Stored records:
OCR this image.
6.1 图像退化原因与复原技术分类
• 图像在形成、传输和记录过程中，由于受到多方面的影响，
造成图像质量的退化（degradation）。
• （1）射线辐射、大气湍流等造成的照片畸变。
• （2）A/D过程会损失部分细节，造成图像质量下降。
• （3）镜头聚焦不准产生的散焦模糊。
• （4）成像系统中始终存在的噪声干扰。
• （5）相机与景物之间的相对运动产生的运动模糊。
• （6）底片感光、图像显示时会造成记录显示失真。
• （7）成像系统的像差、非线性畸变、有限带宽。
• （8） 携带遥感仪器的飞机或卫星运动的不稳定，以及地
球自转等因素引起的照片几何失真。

**EXERCISE DETAILS**
Transcribe the full listing above without leaving anything out.

**SOLUTION TO THE PROBLEM**
OCR this image.
6.1 图像退化原因与复原技术分类
• 图像在形成、传输和记录过程中，由于受到多方面的影响，
造成图像质量的退化（degradation）。
• （1）射线辐射、大气湍流等造成的照片畸变。
• （2）A/D过程会损失部分细节，造成图像质量下降。
• （3）镜头聚焦不准产生的散焦模糊。
• （4）成像系统中始终存在的噪声干扰。
• （5）相机与景物之间的相对运动产生的运动模糊。
• （6）底片感光、图像显示时会造成记录显示失真。
• （7）成像系统的像差、非线性畸变、有限带宽。
• （8） 携带遥感仪器的飞机或卫星运动的不稳定，以及地
球自转等因素引起的照片几何失真。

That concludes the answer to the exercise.